■ **GIVEN TASK**:
Quote the whole listing word for word, please.
─── ENTRIES PROVIDED
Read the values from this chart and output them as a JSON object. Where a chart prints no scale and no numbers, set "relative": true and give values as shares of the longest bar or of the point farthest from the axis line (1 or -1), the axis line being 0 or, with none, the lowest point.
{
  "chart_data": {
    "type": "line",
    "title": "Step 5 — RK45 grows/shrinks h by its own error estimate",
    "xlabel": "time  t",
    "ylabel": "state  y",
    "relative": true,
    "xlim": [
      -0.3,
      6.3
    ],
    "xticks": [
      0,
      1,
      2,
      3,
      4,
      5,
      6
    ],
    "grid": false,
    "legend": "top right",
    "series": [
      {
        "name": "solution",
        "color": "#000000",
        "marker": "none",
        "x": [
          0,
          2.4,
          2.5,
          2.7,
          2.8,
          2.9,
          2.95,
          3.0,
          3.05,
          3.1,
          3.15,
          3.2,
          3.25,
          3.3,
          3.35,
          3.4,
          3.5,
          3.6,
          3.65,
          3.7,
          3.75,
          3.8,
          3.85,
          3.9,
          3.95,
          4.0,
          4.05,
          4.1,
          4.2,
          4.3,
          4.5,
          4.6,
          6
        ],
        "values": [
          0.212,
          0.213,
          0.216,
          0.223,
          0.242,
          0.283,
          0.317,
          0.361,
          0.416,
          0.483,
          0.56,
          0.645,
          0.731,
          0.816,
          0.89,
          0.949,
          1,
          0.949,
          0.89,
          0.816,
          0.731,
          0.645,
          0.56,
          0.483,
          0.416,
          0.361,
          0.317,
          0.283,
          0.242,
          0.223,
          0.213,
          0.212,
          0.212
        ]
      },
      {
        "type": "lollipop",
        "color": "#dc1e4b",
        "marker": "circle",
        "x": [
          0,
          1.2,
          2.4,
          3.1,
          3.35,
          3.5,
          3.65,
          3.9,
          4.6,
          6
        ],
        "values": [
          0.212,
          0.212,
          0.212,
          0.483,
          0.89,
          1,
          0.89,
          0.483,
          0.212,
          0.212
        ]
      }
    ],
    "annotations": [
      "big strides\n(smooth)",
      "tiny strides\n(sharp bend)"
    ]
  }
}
──────
■ **COMPLETE ANSWER**:
Read the values from this chart and output them as a JSON object. Where a chart prints no scale and no numbers, set "relative": true and give values as shares of the longest bar or of the point farthest from the axis line (1 or -1), the axis line being 0 or, with none, the lowest point.
{
  "chart_data": {
    "type": "line",
    "title": "Step 5 — RK45 grows/shrinks h by its own error estimate",
    "xlabel": "time  t",
    "ylabel": "state  y",
    "relative": true,
    "xlim": [
      -0.3,
      6.3
    ],
    "xticks": [
      0,
      1,
      2,
      3,
      4,
      5,
      6
    ],
    "grid": false,
    "legend": "top right",
    "series": [
      {
        "name": "solution",
        "color": "#000000",
        "marker": "none",
        "x": [
          0,
          2.4,
          2.5,
          2.7,
          2.8,
          2.9,
          2.95,
          3.0,
          3.05,
          3.1,
          3.15,
          3.2,
          3.25,
          3.3,
          3.35,
          3.4,
          3.5,
          3.6,
          3.65,
          3.7,
          3.75,
          3.8,
          3.85,
          3.9,
          3.95,
          4.0,
          4.05,
          4.1,
          4.2,
          4.3,
          4.5,
          4.6,
          6
        ],
        "values": [
          0.212,
          0.213,
          0.216,
          0.223,
          0.242,
          0.283,
          0.317,
          0.361,
          0.416,
          0.483,
          0.56,
          0.645,
          0.731,
          0.816,
          0.89,
          0.949,
          1,
          0.949,
          0.89,
          0.816,
          0.731,
          0.645,
          0.56,
          0.483,
          0.416,
          0.361,
          0.317,
          0.283,
          0.242,
          0.223,
          0.213,
          0.212,
          0.212
        ]
      },
      {
        "type": "lollipop",
        "color": "#dc1e4b",
        "marker": "circle",
        "x": [
          0,
          1.2,
          2.4,
          3.1,
          3.35,
          3.5,
          3.65,
          3.9,
          4.6,
          6
        ],
        "values": [
          0.212,
          0.212,
          0.212,
          0.483,
          0.89,
          1,
          0.89,
          0.483,
          0.212,
          0.212
        ]
      }
    ],
    "annotations": [
      "big strides\n(smooth)",
      "tiny strides\n(sharp bend)"
    ]
  }
}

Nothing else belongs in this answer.